───── STORED ROWS ─────

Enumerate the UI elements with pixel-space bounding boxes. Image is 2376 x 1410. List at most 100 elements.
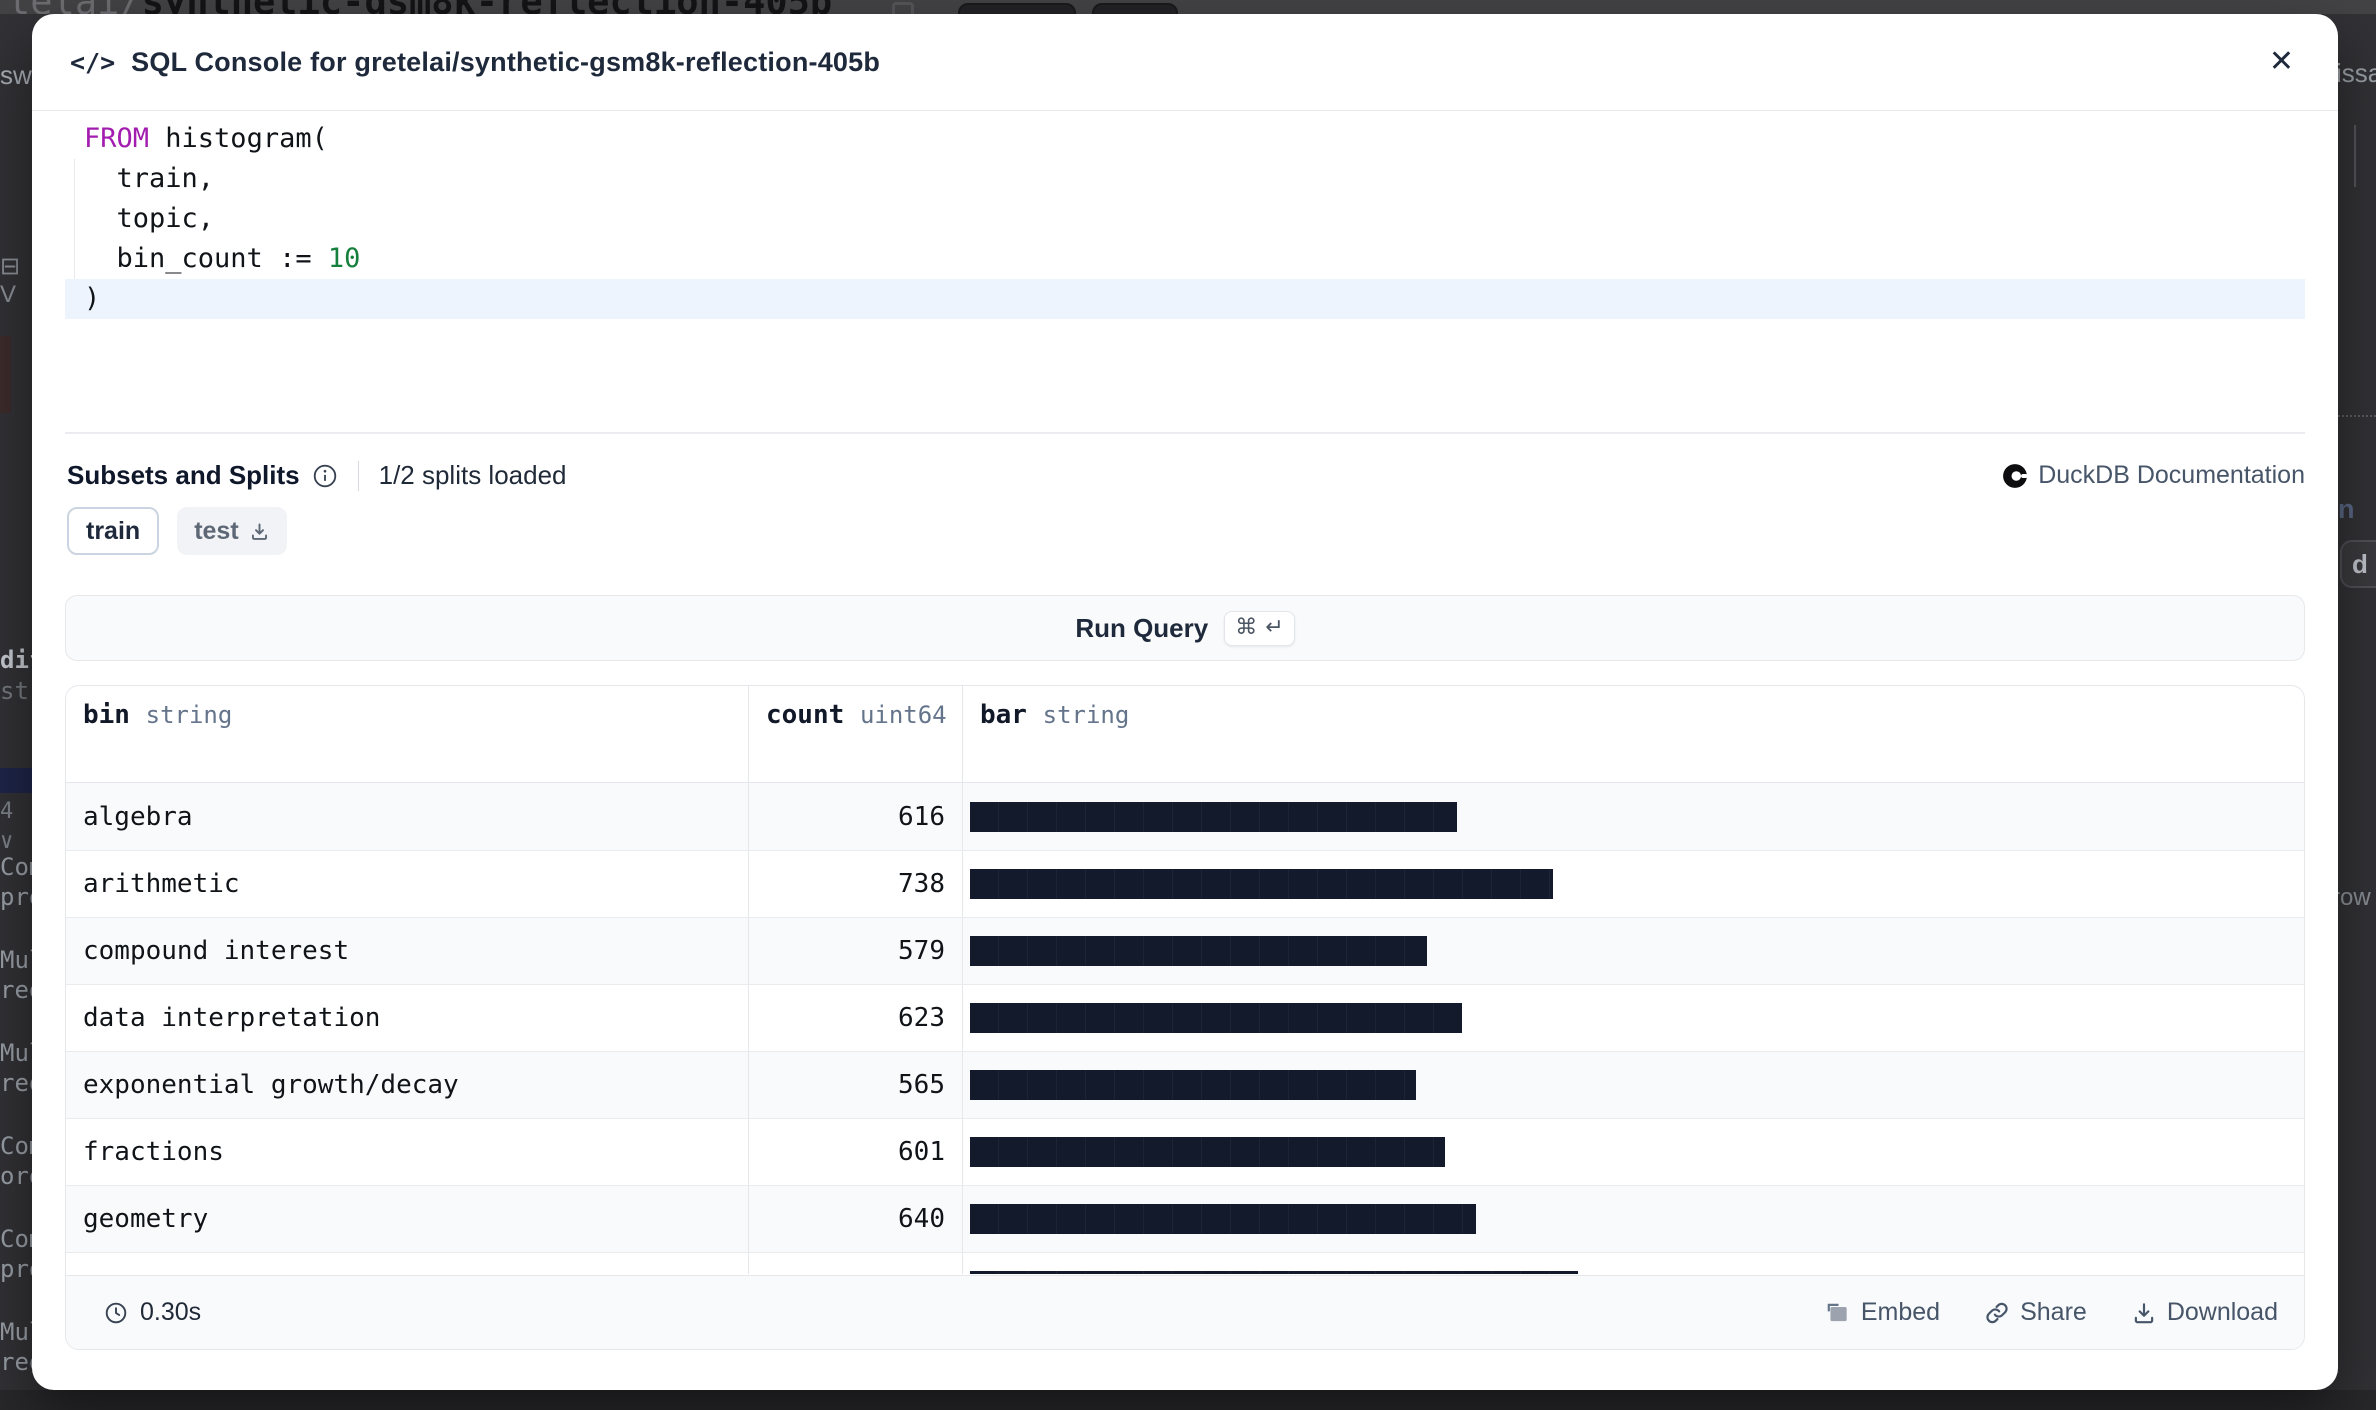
duckdb-logo-icon (2002, 463, 2028, 489)
table-row[interactable]: compound interest579 (66, 917, 2304, 984)
backdrop-dataset-name: synthetic-gsm8k-reflection-405b (142, 0, 833, 14)
table-row[interactable]: fractions601 (66, 1118, 2304, 1185)
share-button[interactable]: Share (1984, 1298, 2087, 1327)
backdrop-left-viewer-label: ⊟ V (0, 252, 32, 309)
histogram-bar (970, 1003, 1462, 1033)
count-cell: 601 (748, 1119, 962, 1185)
backdrop-left-row-fragment: Compro (0, 852, 32, 912)
bin-cell: fractions (66, 1119, 748, 1185)
table-row[interactable]: geometry640 (66, 1185, 2304, 1252)
elapsed-value: 0.30s (140, 1298, 201, 1327)
backdrop-left-column-type: str (0, 676, 32, 706)
histogram-bar (970, 936, 1427, 966)
sql-editor[interactable]: FROM histogram( train, topic, bin_count … (32, 111, 2338, 319)
keyboard-shortcut-badge: ⌘ ↵ (1224, 611, 1294, 646)
code-line[interactable]: bin_count := 10 (65, 239, 2305, 279)
clock-icon (104, 1301, 128, 1325)
table-row[interactable]: algebra616 (66, 783, 2304, 850)
backdrop-like-button (958, 3, 1076, 14)
code-token-pl: bin_count := (84, 243, 328, 274)
bin-cell: geometry (66, 1186, 748, 1252)
run-query-label: Run Query (1075, 613, 1208, 644)
count-cell: 623 (748, 985, 962, 1051)
code-token-pl: train, (84, 163, 214, 194)
table-header-row: bin string count uint64 bar string (66, 686, 2304, 783)
bar-cell (962, 1052, 2304, 1118)
close-icon[interactable]: ✕ (2269, 47, 2294, 77)
splits-loaded-status: 1/2 splits loaded (379, 460, 567, 491)
copy-icon (892, 2, 914, 14)
table-row[interactable]: exponential growth/decay565 (66, 1051, 2304, 1118)
backdrop-left-selected-band (0, 768, 32, 793)
duckdb-docs-label: DuckDB Documentation (2038, 461, 2305, 490)
download-icon (2131, 1300, 2157, 1326)
code-line[interactable]: ) (65, 279, 2305, 319)
code-token-pl: topic, (84, 203, 214, 234)
backdrop-left-row-fragment: Mulreq (0, 945, 32, 1005)
bin-cell: compound interest (66, 918, 748, 984)
backdrop-right-pill-button: d (2340, 540, 2376, 588)
code-token-pl: histogram( (149, 123, 328, 154)
backdrop-right-divider (2354, 125, 2356, 187)
backdrop-right-letter: n (2338, 494, 2368, 525)
table-row[interactable]: data interpretation623 (66, 984, 2304, 1051)
backdrop-top-bar: telai/synthetic-gsm8k-reflection-405b (0, 0, 2376, 14)
histogram-bar (970, 1204, 1476, 1234)
count-cell (748, 1253, 962, 1274)
table-footer: 0.30s Embed Share (66, 1275, 2304, 1349)
section-divider (65, 432, 2305, 434)
duckdb-docs-link[interactable]: DuckDB Documentation (2002, 461, 2305, 490)
bar-cell (962, 918, 2304, 984)
bar-cell (962, 985, 2304, 1051)
bin-cell (66, 1253, 748, 1274)
footer-actions: Embed Share Download (1825, 1298, 2278, 1327)
cmd-key-icon: ⌘ (1235, 615, 1257, 640)
column-header-bar[interactable]: bar string (962, 686, 2304, 782)
backdrop-left-block (0, 336, 11, 413)
bin-cell: algebra (66, 783, 748, 850)
count-cell: 640 (748, 1186, 962, 1252)
code-line[interactable]: train, (65, 159, 2305, 199)
bar-cell (962, 1253, 2304, 1274)
backdrop-left-row-fragment: Comoro (0, 1131, 32, 1191)
column-header-count[interactable]: count uint64 (748, 686, 962, 782)
backdrop-right-name-tail: issa (2336, 58, 2376, 89)
backdrop-left-column-header: dif (0, 645, 32, 675)
table-body: algebra616arithmetic738compound interest… (66, 783, 2304, 1274)
histogram-bar (970, 1137, 1445, 1167)
table-row[interactable]: arithmetic738 (66, 850, 2304, 917)
backdrop-left-word: sw (0, 60, 32, 91)
column-header-bin[interactable]: bin string (66, 686, 748, 782)
results-table: bin string count uint64 bar string algeb… (65, 685, 2305, 1350)
split-button-train[interactable]: train (67, 507, 159, 555)
embed-button[interactable]: Embed (1825, 1298, 1940, 1327)
count-cell: 616 (748, 783, 962, 850)
download-button[interactable]: Download (2131, 1298, 2278, 1327)
bar-cell (962, 1119, 2304, 1185)
count-cell: 738 (748, 851, 962, 917)
vertical-divider (358, 461, 359, 491)
code-token-num: 10 (328, 243, 361, 274)
backdrop-left-row-fragment: Mulreq (0, 1317, 32, 1377)
backdrop-left-dropdown: 4 ∨ (0, 797, 32, 857)
share-label: Share (2020, 1298, 2087, 1327)
info-icon[interactable] (312, 463, 338, 489)
code-line[interactable]: FROM histogram( (65, 119, 2305, 159)
histogram-bar (970, 869, 1553, 899)
backdrop-left-row-fragment: Compro (0, 1224, 32, 1284)
backdrop-right-dotted-line (2338, 415, 2376, 417)
table-row-partial[interactable] (66, 1252, 2304, 1274)
run-query-button[interactable]: Run Query ⌘ ↵ (65, 595, 2305, 661)
enter-key-icon: ↵ (1265, 615, 1283, 640)
download-label: Download (2167, 1298, 2278, 1327)
query-elapsed-time: 0.30s (104, 1298, 201, 1327)
backdrop-dataset-path-prefix: telai/ (8, 0, 142, 14)
dialog-title: SQL Console for gretelai/synthetic-gsm8k… (131, 47, 880, 78)
bin-cell: data interpretation (66, 985, 748, 1051)
code-line[interactable]: topic, (65, 199, 2305, 239)
bar-cell (962, 783, 2304, 850)
backdrop-action-button (1092, 3, 1178, 14)
split-button-test[interactable]: test (177, 507, 286, 555)
splits-row: train test (67, 507, 2305, 555)
bar-cell (962, 1186, 2304, 1252)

─────

> STATED EXERCISE
Rewrite these lines, swapping "histogram-bar" for "bar-graphic" everywhere and keeping everything else the same. Leave out the pictures.

> RESPONSE TO THE EXERCISE
Enumerate the UI elements with pixel-space bounding boxes. Image is 2376 x 1410. List at most 100 elements.
duckdb-logo-icon (2002, 463, 2028, 489)
table-row[interactable]: compound interest579 (66, 917, 2304, 984)
backdrop-dataset-name: synthetic-gsm8k-reflection-405b (142, 0, 833, 14)
table-row[interactable]: fractions601 (66, 1118, 2304, 1185)
share-button[interactable]: Share (1984, 1298, 2087, 1327)
backdrop-left-viewer-label: ⊟ V (0, 252, 32, 309)
bar-graphic (970, 1003, 1462, 1033)
count-cell: 601 (748, 1119, 962, 1185)
backdrop-left-row-fragment: Compro (0, 852, 32, 912)
bin-cell: fractions (66, 1119, 748, 1185)
table-row[interactable]: geometry640 (66, 1185, 2304, 1252)
elapsed-value: 0.30s (140, 1298, 201, 1327)
backdrop-left-column-type: str (0, 676, 32, 706)
bar-graphic (970, 936, 1427, 966)
sql-editor[interactable]: FROM histogram( train, topic, bin_count … (32, 111, 2338, 319)
keyboard-shortcut-badge: ⌘ ↵ (1224, 611, 1294, 646)
code-line[interactable]: bin_count := 10 (65, 239, 2305, 279)
clock-icon (104, 1301, 128, 1325)
table-row[interactable]: algebra616 (66, 783, 2304, 850)
backdrop-like-button (958, 3, 1076, 14)
code-token-pl: bin_count := (84, 243, 328, 274)
bin-cell: geometry (66, 1186, 748, 1252)
run-query-label: Run Query (1075, 613, 1208, 644)
count-cell: 623 (748, 985, 962, 1051)
code-token-pl: train, (84, 163, 214, 194)
table-header-row: bin string count uint64 bar string (66, 686, 2304, 783)
bar-cell (962, 1052, 2304, 1118)
close-icon[interactable]: ✕ (2269, 47, 2294, 77)
splits-loaded-status: 1/2 splits loaded (379, 460, 567, 491)
copy-icon (892, 2, 914, 14)
table-row[interactable]: exponential growth/decay565 (66, 1051, 2304, 1118)
backdrop-left-selected-band (0, 768, 32, 793)
duckdb-docs-label: DuckDB Documentation (2038, 461, 2305, 490)
download-icon (2131, 1300, 2157, 1326)
code-line[interactable]: ) (65, 279, 2305, 319)
code-token-pl: topic, (84, 203, 214, 234)
backdrop-left-row-fragment: Mulreq (0, 945, 32, 1005)
bin-cell: compound interest (66, 918, 748, 984)
backdrop-right-pill-button: d (2340, 540, 2376, 588)
code-token-pl: histogram( (149, 123, 328, 154)
backdrop-right-divider (2354, 125, 2356, 187)
backdrop-right-letter: n (2338, 494, 2368, 525)
table-row[interactable]: data interpretation623 (66, 984, 2304, 1051)
backdrop-top-bar: telai/synthetic-gsm8k-reflection-405b (0, 0, 2376, 14)
bar-graphic (970, 1204, 1476, 1234)
count-cell (748, 1253, 962, 1274)
table-footer: 0.30s Embed Share (66, 1275, 2304, 1349)
section-divider (65, 432, 2305, 434)
duckdb-docs-link[interactable]: DuckDB Documentation (2002, 461, 2305, 490)
bar-cell (962, 918, 2304, 984)
bar-cell (962, 985, 2304, 1051)
bin-cell (66, 1253, 748, 1274)
footer-actions: Embed Share Download (1825, 1298, 2278, 1327)
cmd-key-icon: ⌘ (1235, 615, 1257, 640)
column-header-bar[interactable]: bar string (962, 686, 2304, 782)
backdrop-left-block (0, 336, 11, 413)
bin-cell: algebra (66, 783, 748, 850)
count-cell: 640 (748, 1186, 962, 1252)
code-line[interactable]: train, (65, 159, 2305, 199)
bar-cell (962, 1253, 2304, 1274)
backdrop-left-row-fragment: Comoro (0, 1131, 32, 1191)
column-header-count[interactable]: count uint64 (748, 686, 962, 782)
backdrop-right-name-tail: issa (2336, 58, 2376, 89)
backdrop-left-column-header: dif (0, 645, 32, 675)
table-body: algebra616arithmetic738compound interest… (66, 783, 2304, 1274)
bar-graphic (970, 1137, 1445, 1167)
table-row[interactable]: arithmetic738 (66, 850, 2304, 917)
backdrop-left-word: sw (0, 60, 32, 91)
column-header-bin[interactable]: bin string (66, 686, 748, 782)
results-table: bin string count uint64 bar string algeb… (65, 685, 2305, 1350)
split-button-train[interactable]: train (67, 507, 159, 555)
embed-button[interactable]: Embed (1825, 1298, 1940, 1327)
count-cell: 616 (748, 783, 962, 850)
download-button[interactable]: Download (2131, 1298, 2278, 1327)
bar-cell (962, 1119, 2304, 1185)
count-cell: 738 (748, 851, 962, 917)
vertical-divider (358, 461, 359, 491)
code-token-num: 10 (328, 243, 361, 274)
backdrop-left-row-fragment: Mulreq (0, 1317, 32, 1377)
backdrop-left-dropdown: 4 ∨ (0, 797, 32, 857)
share-label: Share (2020, 1298, 2087, 1327)
info-icon[interactable] (312, 463, 338, 489)
code-line[interactable]: FROM histogram( (65, 119, 2305, 159)
bar-graphic (970, 869, 1553, 899)
backdrop-left-row-fragment: Compro (0, 1224, 32, 1284)
backdrop-right-dotted-line (2338, 415, 2376, 417)
table-row-partial[interactable] (66, 1252, 2304, 1274)
run-query-button[interactable]: Run Query ⌘ ↵ (65, 595, 2305, 661)
enter-key-icon: ↵ (1265, 615, 1283, 640)
download-label: Download (2167, 1298, 2278, 1327)
query-elapsed-time: 0.30s (104, 1298, 201, 1327)
backdrop-dataset-path-prefix: telai/ (8, 0, 142, 14)
dialog-title: SQL Console for gretelai/synthetic-gsm8k… (131, 47, 880, 78)
bin-cell: data interpretation (66, 985, 748, 1051)
code-line[interactable]: topic, (65, 199, 2305, 239)
bar-cell (962, 783, 2304, 850)
backdrop-action-button (1092, 3, 1178, 14)
split-button-test[interactable]: test (177, 507, 286, 555)
splits-row: train test (67, 507, 2305, 555)
bar-cell (962, 1186, 2304, 1252)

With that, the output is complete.